##### EXERCISE MATERIALS

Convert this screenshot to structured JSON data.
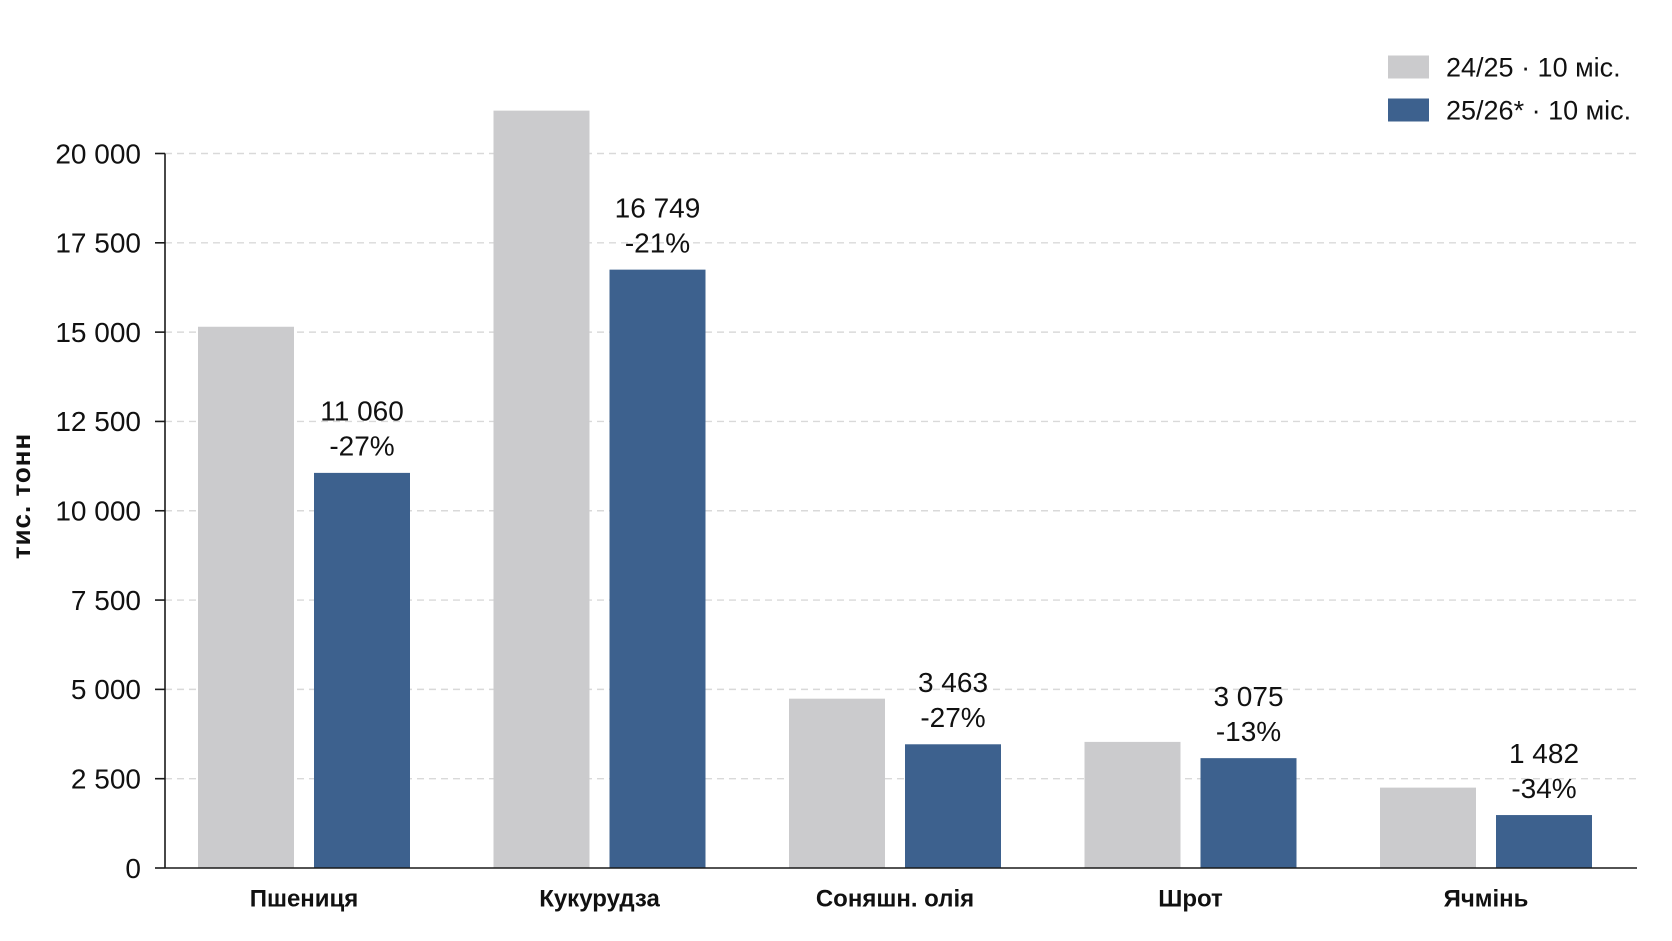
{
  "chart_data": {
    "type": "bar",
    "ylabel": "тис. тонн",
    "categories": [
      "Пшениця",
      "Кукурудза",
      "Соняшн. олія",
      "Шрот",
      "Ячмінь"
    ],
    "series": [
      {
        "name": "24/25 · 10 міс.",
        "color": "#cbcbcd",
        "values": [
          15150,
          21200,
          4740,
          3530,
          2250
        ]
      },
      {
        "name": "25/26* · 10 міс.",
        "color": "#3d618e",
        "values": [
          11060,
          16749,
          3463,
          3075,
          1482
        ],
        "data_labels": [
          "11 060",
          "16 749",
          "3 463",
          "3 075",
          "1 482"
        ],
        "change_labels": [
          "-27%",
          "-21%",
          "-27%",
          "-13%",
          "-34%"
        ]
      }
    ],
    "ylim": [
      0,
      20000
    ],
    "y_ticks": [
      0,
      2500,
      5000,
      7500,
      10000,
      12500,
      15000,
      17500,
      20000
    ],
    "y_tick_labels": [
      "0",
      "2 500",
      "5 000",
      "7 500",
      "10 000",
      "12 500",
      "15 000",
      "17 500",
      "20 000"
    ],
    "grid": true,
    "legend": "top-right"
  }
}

##########

- [EXERCISE PROMPT]:
Each record above should be copied character for character, with pictures dropped.

- [ANSWER TO THIS TASK]:
Convert this screenshot to structured JSON data.
{
  "chart_data": {
    "type": "bar",
    "ylabel": "тис. тонн",
    "categories": [
      "Пшениця",
      "Кукурудза",
      "Соняшн. олія",
      "Шрот",
      "Ячмінь"
    ],
    "series": [
      {
        "name": "24/25 · 10 міс.",
        "color": "#cbcbcd",
        "values": [
          15150,
          21200,
          4740,
          3530,
          2250
        ]
      },
      {
        "name": "25/26* · 10 міс.",
        "color": "#3d618e",
        "values": [
          11060,
          16749,
          3463,
          3075,
          1482
        ],
        "data_labels": [
          "11 060",
          "16 749",
          "3 463",
          "3 075",
          "1 482"
        ],
        "change_labels": [
          "-27%",
          "-21%",
          "-27%",
          "-13%",
          "-34%"
        ]
      }
    ],
    "ylim": [
      0,
      20000
    ],
    "y_ticks": [
      0,
      2500,
      5000,
      7500,
      10000,
      12500,
      15000,
      17500,
      20000
    ],
    "y_tick_labels": [
      "0",
      "2 500",
      "5 000",
      "7 500",
      "10 000",
      "12 500",
      "15 000",
      "17 500",
      "20 000"
    ],
    "grid": true,
    "legend": "top-right"
  }
}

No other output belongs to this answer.